What to produce » Reproduce everything from the very first line down to the line containing "row-fn: Fn: 输入频率", including both, with no changes.

╔══

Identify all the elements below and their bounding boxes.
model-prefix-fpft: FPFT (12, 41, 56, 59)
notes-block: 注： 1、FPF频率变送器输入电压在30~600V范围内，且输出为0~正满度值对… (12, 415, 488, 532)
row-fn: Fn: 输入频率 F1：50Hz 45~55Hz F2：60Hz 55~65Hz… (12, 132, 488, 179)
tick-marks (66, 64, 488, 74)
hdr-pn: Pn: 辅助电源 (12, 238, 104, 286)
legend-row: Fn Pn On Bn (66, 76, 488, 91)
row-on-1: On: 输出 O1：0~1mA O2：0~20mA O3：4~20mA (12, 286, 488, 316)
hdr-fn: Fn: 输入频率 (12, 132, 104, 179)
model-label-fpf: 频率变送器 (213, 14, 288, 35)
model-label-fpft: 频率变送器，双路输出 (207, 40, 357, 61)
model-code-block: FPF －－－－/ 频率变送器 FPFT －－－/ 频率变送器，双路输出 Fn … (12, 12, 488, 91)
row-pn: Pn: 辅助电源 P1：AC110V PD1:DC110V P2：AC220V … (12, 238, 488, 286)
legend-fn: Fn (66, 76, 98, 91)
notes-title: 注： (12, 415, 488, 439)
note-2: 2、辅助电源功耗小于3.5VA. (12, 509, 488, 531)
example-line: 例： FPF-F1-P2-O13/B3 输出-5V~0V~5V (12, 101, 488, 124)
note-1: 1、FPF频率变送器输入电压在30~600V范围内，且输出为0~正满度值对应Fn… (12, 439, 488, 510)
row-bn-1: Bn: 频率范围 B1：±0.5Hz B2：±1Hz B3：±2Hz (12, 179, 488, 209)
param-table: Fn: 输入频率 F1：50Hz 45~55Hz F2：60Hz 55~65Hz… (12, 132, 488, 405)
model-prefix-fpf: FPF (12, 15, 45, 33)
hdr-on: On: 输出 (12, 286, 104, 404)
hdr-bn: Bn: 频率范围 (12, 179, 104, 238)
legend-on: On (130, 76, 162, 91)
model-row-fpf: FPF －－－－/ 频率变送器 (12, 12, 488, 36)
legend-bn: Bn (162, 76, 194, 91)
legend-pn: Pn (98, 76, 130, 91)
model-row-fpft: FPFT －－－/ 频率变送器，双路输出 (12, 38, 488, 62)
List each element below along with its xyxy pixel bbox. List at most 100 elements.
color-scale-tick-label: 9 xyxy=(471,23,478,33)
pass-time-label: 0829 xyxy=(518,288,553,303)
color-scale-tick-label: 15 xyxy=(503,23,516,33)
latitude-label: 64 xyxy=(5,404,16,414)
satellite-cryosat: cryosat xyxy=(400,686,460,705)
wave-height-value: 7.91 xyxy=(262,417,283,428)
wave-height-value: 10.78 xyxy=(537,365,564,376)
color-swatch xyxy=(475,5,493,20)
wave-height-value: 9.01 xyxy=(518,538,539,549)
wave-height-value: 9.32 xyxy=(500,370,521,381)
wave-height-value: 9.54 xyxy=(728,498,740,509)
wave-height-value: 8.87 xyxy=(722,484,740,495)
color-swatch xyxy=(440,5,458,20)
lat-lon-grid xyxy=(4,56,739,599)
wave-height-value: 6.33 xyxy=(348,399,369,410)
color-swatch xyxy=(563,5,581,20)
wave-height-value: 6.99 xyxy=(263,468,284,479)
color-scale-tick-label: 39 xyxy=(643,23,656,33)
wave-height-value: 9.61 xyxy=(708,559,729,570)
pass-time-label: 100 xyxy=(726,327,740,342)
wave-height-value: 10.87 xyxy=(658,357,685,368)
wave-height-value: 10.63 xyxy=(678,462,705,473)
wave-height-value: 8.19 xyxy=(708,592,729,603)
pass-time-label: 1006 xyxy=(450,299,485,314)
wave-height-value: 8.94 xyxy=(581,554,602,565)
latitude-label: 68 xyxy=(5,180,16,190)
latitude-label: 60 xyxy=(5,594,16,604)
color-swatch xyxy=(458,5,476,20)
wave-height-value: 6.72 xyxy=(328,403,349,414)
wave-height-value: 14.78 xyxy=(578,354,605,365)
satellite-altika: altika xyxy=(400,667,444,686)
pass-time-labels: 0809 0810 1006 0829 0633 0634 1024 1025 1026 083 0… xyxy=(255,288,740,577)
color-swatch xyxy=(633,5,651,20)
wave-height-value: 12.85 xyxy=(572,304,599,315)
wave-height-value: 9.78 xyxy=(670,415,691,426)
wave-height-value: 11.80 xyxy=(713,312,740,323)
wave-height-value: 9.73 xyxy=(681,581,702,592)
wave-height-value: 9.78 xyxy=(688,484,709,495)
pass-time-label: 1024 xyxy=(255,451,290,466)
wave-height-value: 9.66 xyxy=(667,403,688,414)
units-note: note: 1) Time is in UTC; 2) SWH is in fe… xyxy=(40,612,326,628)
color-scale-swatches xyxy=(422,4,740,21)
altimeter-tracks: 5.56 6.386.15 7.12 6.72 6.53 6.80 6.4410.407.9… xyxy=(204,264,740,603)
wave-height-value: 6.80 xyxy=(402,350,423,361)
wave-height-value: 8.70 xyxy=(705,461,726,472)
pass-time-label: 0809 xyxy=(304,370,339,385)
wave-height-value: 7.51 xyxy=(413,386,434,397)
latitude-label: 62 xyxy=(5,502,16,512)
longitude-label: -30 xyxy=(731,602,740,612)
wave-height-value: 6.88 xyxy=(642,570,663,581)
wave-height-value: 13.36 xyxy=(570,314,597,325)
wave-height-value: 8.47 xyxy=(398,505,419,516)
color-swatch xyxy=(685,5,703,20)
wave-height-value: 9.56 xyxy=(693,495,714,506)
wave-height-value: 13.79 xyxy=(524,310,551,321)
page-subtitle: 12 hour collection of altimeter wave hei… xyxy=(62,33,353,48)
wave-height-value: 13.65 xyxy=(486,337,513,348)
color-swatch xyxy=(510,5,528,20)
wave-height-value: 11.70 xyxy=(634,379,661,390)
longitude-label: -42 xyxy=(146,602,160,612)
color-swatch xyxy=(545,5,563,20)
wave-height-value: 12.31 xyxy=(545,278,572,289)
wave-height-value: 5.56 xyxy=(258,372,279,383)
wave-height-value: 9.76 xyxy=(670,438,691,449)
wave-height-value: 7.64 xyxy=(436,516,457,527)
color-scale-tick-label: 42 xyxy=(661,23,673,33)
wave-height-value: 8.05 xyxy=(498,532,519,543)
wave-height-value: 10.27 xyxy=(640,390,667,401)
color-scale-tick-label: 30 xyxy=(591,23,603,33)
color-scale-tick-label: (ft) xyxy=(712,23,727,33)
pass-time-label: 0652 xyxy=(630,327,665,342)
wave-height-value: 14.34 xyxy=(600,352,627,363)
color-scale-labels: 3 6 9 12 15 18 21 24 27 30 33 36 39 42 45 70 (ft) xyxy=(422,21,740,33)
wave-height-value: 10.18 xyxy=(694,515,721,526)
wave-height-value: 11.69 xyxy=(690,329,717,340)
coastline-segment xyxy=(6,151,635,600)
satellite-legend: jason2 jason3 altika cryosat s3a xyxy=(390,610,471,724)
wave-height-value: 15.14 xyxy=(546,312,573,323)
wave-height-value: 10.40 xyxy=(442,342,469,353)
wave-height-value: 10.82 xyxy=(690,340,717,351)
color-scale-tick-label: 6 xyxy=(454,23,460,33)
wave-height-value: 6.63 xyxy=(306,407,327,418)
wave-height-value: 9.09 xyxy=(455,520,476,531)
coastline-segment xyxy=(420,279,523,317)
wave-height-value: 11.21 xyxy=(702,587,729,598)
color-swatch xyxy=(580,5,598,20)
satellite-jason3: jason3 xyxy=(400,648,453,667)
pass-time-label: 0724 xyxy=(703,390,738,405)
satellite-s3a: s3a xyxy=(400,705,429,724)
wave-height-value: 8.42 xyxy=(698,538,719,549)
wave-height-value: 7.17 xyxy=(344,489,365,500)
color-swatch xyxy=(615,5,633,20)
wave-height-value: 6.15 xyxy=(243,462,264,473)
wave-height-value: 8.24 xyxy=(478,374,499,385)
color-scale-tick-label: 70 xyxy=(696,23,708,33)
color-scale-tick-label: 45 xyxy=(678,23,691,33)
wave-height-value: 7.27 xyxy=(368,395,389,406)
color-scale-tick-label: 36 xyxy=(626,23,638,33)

╚══

Task answer »
Identify all the elements below and their bounding boxes.
model-prefix-fpft: FPFT (12, 41, 56, 59)
notes-block: 注： 1、FPF频率变送器输入电压在30~600V范围内，且输出为0~正满度值对… (12, 415, 488, 532)
row-fn: Fn: 输入频率 F1：50Hz 45~55Hz F2：60Hz 55~65Hz… (12, 132, 488, 179)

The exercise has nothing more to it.